• **Work to be completed**:
Copy out every line of the records below word for word, leaving out the pictures.

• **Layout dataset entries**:
= = = = =

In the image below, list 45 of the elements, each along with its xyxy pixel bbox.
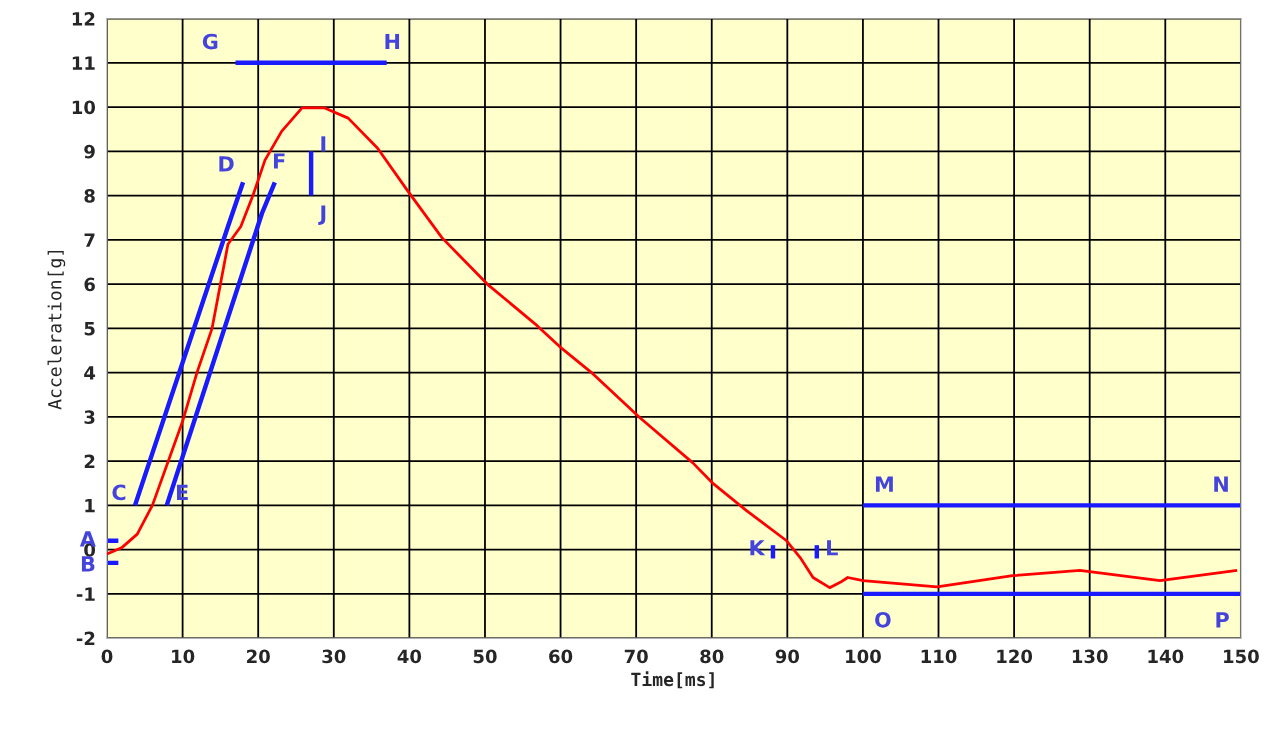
y-tick-label: 2 [84, 454, 95, 468]
annotation: N [1214, 476, 1228, 492]
y-tick-label: 9 [84, 144, 95, 159]
annotation: B [81, 556, 95, 572]
x-tick-label: 0 [101, 649, 113, 664]
x-tick-label: 120 [997, 649, 1033, 664]
y-tick-label: 6 [84, 277, 95, 292]
annotation: F [273, 153, 285, 169]
x-tick-label: 20 [247, 649, 270, 664]
y-tick-label: 3 [84, 410, 95, 424]
x-tick-label: 110 [921, 649, 957, 664]
annotation: C [112, 484, 126, 501]
annotation: H [385, 33, 400, 50]
x-tick-label: 100 [846, 649, 881, 664]
x-tick-label: 60 [549, 649, 573, 664]
y-tick-label: -2 [76, 631, 95, 645]
annotation: M [875, 476, 893, 492]
y-tick-label: 5 [84, 322, 95, 336]
annotation: O [875, 611, 891, 628]
y-tick-label: -1 [76, 587, 95, 601]
annotation: I [321, 136, 326, 152]
x-tick-label: 130 [1072, 649, 1108, 664]
y-tick-label: 11 [72, 56, 95, 70]
y-tick-label: 12 [72, 12, 95, 26]
y-tick-label: 1 [85, 499, 95, 513]
line-series [107, 106, 1239, 590]
x-tick-label: 30 [322, 649, 346, 664]
x-axis-title: Time[ms] [631, 671, 714, 689]
x-tick-label: 150 [1224, 649, 1259, 664]
annotation: J [318, 205, 326, 225]
annotation: D [219, 156, 234, 172]
y-tick-label: 8 [84, 189, 95, 203]
y-tick-label: 7 [84, 233, 95, 247]
y-tick-label: 4 [84, 366, 96, 380]
x-tick-label: 10 [172, 649, 195, 664]
annotation: G [202, 33, 218, 50]
x-tick-label: 80 [700, 649, 724, 664]
x-tick-label: 140 [1148, 649, 1184, 664]
y-tick-label: 10 [72, 100, 96, 115]
x-tick-label: 70 [624, 649, 648, 664]
annotation: P [1216, 612, 1229, 628]
x-tick-label: 40 [397, 649, 422, 664]
y-axis-title: Acceleration[g] [47, 250, 66, 410]
x-tick-label: 90 [775, 649, 800, 664]
x-tick-label: 50 [473, 649, 497, 664]
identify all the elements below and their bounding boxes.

= = = = =

• **Solution to this exercise**:
In the image below, list 45 of the elements, each along with its xyxy pixel bbox.
y-tick-label: 2 [84, 454, 95, 468]
annotation: N [1214, 476, 1228, 492]
y-tick-label: 9 [84, 144, 95, 159]
annotation: B [81, 556, 95, 572]
x-tick-label: 0 [101, 649, 113, 664]
x-tick-label: 120 [997, 649, 1033, 664]
y-tick-label: 6 [84, 277, 95, 292]
annotation: F [273, 153, 285, 169]
x-tick-label: 20 [247, 649, 270, 664]
y-tick-label: 3 [84, 410, 95, 424]
x-tick-label: 110 [921, 649, 957, 664]
annotation: C [112, 484, 126, 501]
annotation: H [385, 33, 400, 50]
x-tick-label: 100 [846, 649, 881, 664]
x-tick-label: 60 [549, 649, 573, 664]
y-tick-label: -2 [76, 631, 95, 645]
annotation: M [875, 476, 893, 492]
y-tick-label: 5 [84, 322, 95, 336]
annotation: O [875, 611, 891, 628]
y-tick-label: -1 [76, 587, 95, 601]
annotation: I [321, 136, 326, 152]
x-tick-label: 130 [1072, 649, 1108, 664]
y-tick-label: 11 [72, 56, 95, 70]
y-tick-label: 12 [72, 12, 95, 26]
y-tick-label: 1 [85, 499, 95, 513]
line-series [107, 106, 1239, 590]
x-tick-label: 30 [322, 649, 346, 664]
x-axis-title: Time[ms] [631, 671, 714, 689]
x-tick-label: 150 [1224, 649, 1259, 664]
annotation: J [318, 205, 326, 225]
annotation: D [219, 156, 234, 172]
y-tick-label: 8 [84, 189, 95, 203]
y-tick-label: 7 [84, 233, 95, 247]
y-tick-label: 4 [84, 366, 96, 380]
x-tick-label: 10 [172, 649, 195, 664]
annotation: G [202, 33, 218, 50]
x-tick-label: 80 [700, 649, 724, 664]
x-tick-label: 140 [1148, 649, 1184, 664]
y-tick-label: 10 [72, 100, 96, 115]
x-tick-label: 70 [624, 649, 648, 664]
annotation: P [1216, 612, 1229, 628]
x-tick-label: 40 [397, 649, 422, 664]
y-axis-title: Acceleration[g] [47, 250, 66, 410]
x-tick-label: 90 [775, 649, 800, 664]
x-tick-label: 50 [473, 649, 497, 664]
identify all the elements below and their bounding boxes.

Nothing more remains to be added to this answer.